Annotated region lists
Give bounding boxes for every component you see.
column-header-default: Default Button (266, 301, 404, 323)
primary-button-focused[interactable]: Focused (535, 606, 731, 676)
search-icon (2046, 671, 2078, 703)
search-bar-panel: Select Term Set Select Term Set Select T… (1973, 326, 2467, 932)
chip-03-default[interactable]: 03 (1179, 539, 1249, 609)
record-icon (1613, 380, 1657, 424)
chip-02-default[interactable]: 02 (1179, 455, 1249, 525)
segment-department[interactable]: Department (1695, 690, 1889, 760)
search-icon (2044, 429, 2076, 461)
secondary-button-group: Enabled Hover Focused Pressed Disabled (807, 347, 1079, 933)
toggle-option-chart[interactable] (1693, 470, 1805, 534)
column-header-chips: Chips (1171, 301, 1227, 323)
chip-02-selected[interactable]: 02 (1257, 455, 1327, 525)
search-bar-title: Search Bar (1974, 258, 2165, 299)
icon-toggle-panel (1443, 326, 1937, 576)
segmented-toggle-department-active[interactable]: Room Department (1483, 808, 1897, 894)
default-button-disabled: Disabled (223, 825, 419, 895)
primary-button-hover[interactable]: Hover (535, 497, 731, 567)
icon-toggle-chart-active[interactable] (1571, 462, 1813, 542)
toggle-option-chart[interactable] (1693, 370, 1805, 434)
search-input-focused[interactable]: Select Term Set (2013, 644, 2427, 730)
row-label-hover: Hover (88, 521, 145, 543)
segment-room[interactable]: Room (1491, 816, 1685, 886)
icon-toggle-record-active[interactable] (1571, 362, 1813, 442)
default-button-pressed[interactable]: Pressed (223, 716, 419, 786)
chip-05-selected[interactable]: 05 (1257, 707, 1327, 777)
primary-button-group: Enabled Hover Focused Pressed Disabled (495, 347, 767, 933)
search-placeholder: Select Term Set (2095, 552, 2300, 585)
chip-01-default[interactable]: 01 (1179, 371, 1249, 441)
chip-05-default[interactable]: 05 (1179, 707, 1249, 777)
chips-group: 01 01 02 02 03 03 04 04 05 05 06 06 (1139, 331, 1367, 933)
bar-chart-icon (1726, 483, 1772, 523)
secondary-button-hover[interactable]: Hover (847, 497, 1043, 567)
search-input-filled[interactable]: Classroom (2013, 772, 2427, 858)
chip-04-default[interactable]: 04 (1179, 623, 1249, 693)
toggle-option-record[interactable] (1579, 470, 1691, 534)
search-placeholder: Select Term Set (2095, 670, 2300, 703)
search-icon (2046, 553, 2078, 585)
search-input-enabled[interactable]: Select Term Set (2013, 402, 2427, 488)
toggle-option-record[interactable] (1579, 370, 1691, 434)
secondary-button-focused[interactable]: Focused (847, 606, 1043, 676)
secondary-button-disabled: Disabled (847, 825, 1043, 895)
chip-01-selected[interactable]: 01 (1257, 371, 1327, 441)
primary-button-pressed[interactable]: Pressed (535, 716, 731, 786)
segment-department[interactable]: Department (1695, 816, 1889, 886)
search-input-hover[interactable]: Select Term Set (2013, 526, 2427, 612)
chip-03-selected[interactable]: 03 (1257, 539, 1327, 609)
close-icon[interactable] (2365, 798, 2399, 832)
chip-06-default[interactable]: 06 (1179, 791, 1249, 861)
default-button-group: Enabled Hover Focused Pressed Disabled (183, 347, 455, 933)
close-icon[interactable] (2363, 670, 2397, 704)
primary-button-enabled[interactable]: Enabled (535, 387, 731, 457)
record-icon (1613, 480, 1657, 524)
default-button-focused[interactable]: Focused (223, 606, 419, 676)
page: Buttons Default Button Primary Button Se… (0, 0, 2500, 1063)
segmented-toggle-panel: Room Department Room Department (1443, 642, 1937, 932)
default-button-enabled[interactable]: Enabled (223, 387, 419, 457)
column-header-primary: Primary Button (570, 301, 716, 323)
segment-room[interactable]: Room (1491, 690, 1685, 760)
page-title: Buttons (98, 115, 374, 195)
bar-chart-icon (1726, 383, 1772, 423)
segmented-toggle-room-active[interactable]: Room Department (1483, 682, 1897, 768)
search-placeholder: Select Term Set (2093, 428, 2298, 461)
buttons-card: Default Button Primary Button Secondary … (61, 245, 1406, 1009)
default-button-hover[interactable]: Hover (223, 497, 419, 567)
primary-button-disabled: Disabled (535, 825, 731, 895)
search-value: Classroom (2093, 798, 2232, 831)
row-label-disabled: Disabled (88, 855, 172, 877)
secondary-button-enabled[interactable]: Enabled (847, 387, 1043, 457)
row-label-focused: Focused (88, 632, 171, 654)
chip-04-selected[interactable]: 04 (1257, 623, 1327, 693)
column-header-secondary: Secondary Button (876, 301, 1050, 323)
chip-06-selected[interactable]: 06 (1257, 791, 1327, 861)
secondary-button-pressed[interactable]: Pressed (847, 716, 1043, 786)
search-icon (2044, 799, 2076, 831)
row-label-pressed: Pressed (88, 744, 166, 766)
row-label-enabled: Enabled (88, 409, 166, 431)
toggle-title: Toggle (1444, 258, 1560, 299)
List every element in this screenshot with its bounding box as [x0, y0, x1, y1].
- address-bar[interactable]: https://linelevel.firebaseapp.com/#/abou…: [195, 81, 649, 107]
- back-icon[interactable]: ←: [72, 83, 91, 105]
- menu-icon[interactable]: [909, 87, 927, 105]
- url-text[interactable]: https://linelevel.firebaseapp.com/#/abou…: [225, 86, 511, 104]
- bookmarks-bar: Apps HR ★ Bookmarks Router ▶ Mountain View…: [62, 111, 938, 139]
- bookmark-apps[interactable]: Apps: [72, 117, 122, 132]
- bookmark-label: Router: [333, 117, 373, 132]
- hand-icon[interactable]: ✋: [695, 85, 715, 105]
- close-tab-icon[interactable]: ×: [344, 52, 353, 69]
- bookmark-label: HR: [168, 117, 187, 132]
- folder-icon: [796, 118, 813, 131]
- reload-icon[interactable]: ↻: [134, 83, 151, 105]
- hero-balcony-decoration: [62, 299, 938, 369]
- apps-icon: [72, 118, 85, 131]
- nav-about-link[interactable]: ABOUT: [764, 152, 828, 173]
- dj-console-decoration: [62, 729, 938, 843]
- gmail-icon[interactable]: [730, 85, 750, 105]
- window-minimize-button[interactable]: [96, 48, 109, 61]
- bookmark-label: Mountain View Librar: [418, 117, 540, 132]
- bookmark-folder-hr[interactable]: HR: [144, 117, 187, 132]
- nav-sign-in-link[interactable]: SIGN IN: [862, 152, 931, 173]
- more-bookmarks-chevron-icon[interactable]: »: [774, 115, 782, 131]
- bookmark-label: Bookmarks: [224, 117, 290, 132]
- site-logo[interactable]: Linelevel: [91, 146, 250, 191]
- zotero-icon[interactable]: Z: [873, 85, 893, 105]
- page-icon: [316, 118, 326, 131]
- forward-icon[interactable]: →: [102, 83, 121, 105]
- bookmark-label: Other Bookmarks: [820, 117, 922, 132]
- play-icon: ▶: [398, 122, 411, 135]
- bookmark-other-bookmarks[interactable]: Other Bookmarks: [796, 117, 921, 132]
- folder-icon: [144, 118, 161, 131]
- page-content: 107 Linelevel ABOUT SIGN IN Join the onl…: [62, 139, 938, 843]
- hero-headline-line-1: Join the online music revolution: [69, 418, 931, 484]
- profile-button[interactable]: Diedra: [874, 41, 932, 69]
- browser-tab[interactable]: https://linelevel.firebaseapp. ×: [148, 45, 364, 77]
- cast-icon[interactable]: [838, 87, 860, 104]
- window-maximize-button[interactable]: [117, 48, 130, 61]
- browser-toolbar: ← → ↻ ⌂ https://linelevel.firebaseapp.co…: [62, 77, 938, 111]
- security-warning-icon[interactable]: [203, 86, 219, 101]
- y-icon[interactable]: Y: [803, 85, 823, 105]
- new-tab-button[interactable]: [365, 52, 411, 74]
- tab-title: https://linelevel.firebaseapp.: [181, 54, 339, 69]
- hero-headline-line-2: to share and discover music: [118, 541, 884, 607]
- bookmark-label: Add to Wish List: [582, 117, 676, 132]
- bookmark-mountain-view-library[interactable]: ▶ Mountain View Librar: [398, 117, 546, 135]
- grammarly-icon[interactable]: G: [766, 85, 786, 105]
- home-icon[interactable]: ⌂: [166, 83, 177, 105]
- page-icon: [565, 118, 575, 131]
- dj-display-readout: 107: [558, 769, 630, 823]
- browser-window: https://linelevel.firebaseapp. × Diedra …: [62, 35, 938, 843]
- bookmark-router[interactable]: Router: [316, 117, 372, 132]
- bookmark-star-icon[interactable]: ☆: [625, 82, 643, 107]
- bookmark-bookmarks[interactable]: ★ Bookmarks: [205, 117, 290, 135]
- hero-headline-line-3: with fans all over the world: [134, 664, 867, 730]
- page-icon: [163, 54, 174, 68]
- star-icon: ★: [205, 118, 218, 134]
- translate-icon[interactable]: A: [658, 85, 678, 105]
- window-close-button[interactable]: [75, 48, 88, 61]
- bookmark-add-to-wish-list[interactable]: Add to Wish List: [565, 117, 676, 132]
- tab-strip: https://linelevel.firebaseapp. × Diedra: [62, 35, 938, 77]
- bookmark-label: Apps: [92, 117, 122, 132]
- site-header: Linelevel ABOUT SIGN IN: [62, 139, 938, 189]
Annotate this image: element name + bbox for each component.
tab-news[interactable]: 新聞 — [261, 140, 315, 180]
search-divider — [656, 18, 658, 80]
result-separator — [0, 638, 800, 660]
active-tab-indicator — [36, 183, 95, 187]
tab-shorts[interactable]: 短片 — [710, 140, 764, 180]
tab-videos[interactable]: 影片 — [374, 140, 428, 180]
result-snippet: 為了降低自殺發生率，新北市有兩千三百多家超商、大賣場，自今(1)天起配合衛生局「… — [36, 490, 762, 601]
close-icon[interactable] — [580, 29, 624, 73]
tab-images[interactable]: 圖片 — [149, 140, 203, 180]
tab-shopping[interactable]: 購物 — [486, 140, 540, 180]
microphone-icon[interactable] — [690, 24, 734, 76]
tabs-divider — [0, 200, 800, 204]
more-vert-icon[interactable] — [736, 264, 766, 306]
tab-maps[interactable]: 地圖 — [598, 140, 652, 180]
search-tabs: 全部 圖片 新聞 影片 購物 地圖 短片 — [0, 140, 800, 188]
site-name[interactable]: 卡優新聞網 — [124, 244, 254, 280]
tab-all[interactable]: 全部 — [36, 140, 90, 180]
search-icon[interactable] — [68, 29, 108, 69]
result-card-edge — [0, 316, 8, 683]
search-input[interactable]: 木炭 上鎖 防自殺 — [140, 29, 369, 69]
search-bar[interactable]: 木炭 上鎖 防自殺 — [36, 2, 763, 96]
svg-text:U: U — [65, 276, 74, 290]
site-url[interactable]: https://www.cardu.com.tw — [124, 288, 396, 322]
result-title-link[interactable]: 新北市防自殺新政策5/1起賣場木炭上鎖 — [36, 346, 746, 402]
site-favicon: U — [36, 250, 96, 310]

■ **Prompt**
Please list, in full, every line in the records above that contains the string "Librar". Case counts.

■ **Task answer**
- bookmark-label: Mountain View Librar: [418, 117, 540, 132]
- bookmark-mountain-view-library[interactable]: ▶ Mountain View Librar: [398, 117, 546, 135]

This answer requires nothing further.